__TASK DESCRIPTION__:
Omit all pictures and give the records below again exactly as written.

Raw records
◆ ◆ ◆ ◆

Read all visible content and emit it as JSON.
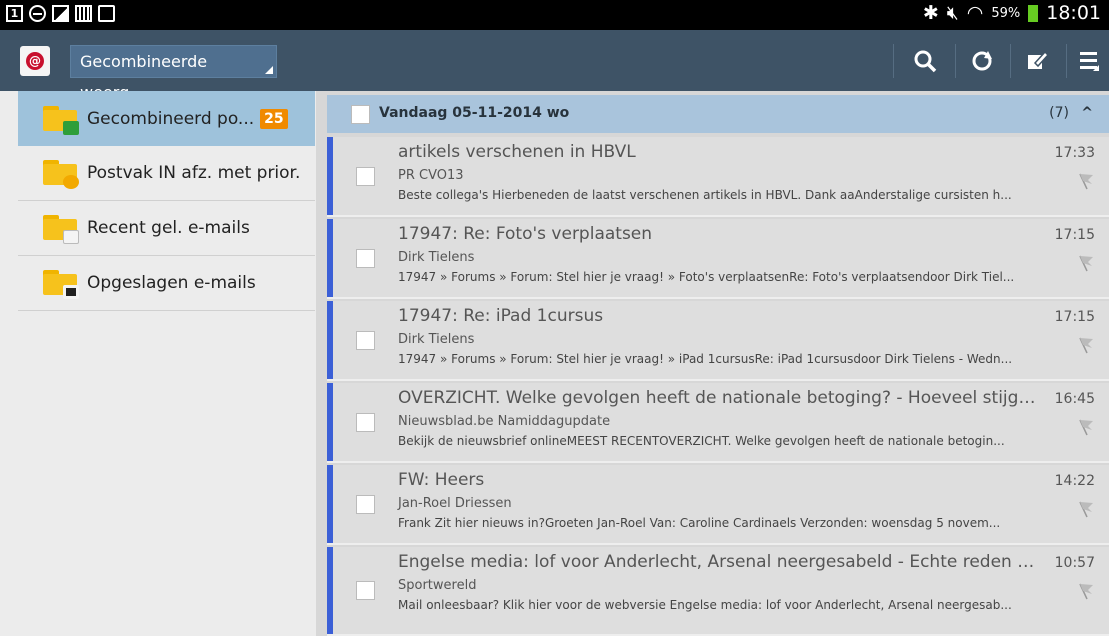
{
  "status_bar": {
    "battery": "59%",
    "time": "18:01"
  },
  "action_bar": {
    "account": "Gecombineerde weerg...",
    "icons": [
      "search-icon",
      "refresh-icon",
      "compose-icon",
      "menu-icon"
    ]
  },
  "sidebar": {
    "folders": [
      {
        "label": "Gecombineerd po...",
        "count": "25",
        "icon": "inbox-folder-icon"
      },
      {
        "label": "Postvak IN afz. met prior.",
        "icon": "priority-folder-icon"
      },
      {
        "label": "Recent gel. e-mails",
        "icon": "recent-folder-icon"
      },
      {
        "label": "Opgeslagen e-mails",
        "icon": "saved-folder-icon"
      }
    ]
  },
  "list": {
    "group_header": {
      "title": "Vandaag  05-11-2014 wo",
      "count": "(7)"
    },
    "emails": [
      {
        "subject": "artikels verschenen in HBVL",
        "time": "17:33",
        "sender": "PR CVO13",
        "preview": "Beste collega's Hierbeneden de laatst verschenen artikels in HBVL. Dank aaAnderstalige cursisten h..."
      },
      {
        "subject": "17947: Re: Foto's verplaatsen",
        "time": "17:15",
        "sender": "Dirk Tielens",
        "preview": "17947 » Forums » Forum: Stel hier je vraag! » Foto's verplaatsenRe: Foto's verplaatsendoor Dirk Tiel..."
      },
      {
        "subject": "17947: Re: iPad 1cursus",
        "time": "17:15",
        "sender": "Dirk Tielens",
        "preview": "17947 » Forums » Forum: Stel hier je vraag! » iPad 1cursusRe: iPad 1cursusdoor Dirk Tielens - Wedn..."
      },
      {
        "subject": "OVERZICHT. Welke gevolgen heeft de nationale betoging?  - Hoeveel stijgt...",
        "time": "16:45",
        "sender": "Nieuwsblad.be Namiddagupdate",
        "preview": "Bekijk de nieuwsbrief onlineMEEST RECENTOVERZICHT. Welke gevolgen heeft de nationale betogin..."
      },
      {
        "subject": "FW: Heers",
        "time": "14:22",
        "sender": "Jan-Roel Driessen",
        "preview": "Frank Zit hier nieuws in?Groeten Jan-Roel Van: Caroline Cardinaels Verzonden: woensdag 5 novem..."
      },
      {
        "subject": "Engelse media: lof voor Anderlecht, Arsenal neergesabeld - Echte reden a...",
        "time": "10:57",
        "sender": "Sportwereld",
        "preview": "Mail onleesbaar? Klik hier voor de webversie Engelse media: lof voor Anderlecht, Arsenal neergesab..."
      }
    ]
  }
}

◆ ◆ ◆ ◆

__FULL OUTPUT__:
Read all visible content and emit it as JSON.
{
  "status_bar": {
    "battery": "59%",
    "time": "18:01"
  },
  "action_bar": {
    "account": "Gecombineerde weerg...",
    "icons": [
      "search-icon",
      "refresh-icon",
      "compose-icon",
      "menu-icon"
    ]
  },
  "sidebar": {
    "folders": [
      {
        "label": "Gecombineerd po...",
        "count": "25",
        "icon": "inbox-folder-icon"
      },
      {
        "label": "Postvak IN afz. met prior.",
        "icon": "priority-folder-icon"
      },
      {
        "label": "Recent gel. e-mails",
        "icon": "recent-folder-icon"
      },
      {
        "label": "Opgeslagen e-mails",
        "icon": "saved-folder-icon"
      }
    ]
  },
  "list": {
    "group_header": {
      "title": "Vandaag  05-11-2014 wo",
      "count": "(7)"
    },
    "emails": [
      {
        "subject": "artikels verschenen in HBVL",
        "time": "17:33",
        "sender": "PR CVO13",
        "preview": "Beste collega's Hierbeneden de laatst verschenen artikels in HBVL. Dank aaAnderstalige cursisten h..."
      },
      {
        "subject": "17947: Re: Foto's verplaatsen",
        "time": "17:15",
        "sender": "Dirk Tielens",
        "preview": "17947 » Forums » Forum: Stel hier je vraag! » Foto's verplaatsenRe: Foto's verplaatsendoor Dirk Tiel..."
      },
      {
        "subject": "17947: Re: iPad 1cursus",
        "time": "17:15",
        "sender": "Dirk Tielens",
        "preview": "17947 » Forums » Forum: Stel hier je vraag! » iPad 1cursusRe: iPad 1cursusdoor Dirk Tielens - Wedn..."
      },
      {
        "subject": "OVERZICHT. Welke gevolgen heeft de nationale betoging?  - Hoeveel stijgt...",
        "time": "16:45",
        "sender": "Nieuwsblad.be Namiddagupdate",
        "preview": "Bekijk de nieuwsbrief onlineMEEST RECENTOVERZICHT. Welke gevolgen heeft de nationale betogin..."
      },
      {
        "subject": "FW: Heers",
        "time": "14:22",
        "sender": "Jan-Roel Driessen",
        "preview": "Frank Zit hier nieuws in?Groeten Jan-Roel Van: Caroline Cardinaels Verzonden: woensdag 5 novem..."
      },
      {
        "subject": "Engelse media: lof voor Anderlecht, Arsenal neergesabeld - Echte reden a...",
        "time": "10:57",
        "sender": "Sportwereld",
        "preview": "Mail onleesbaar? Klik hier voor de webversie Engelse media: lof voor Anderlecht, Arsenal neergesab..."
      }
    ]
  }
}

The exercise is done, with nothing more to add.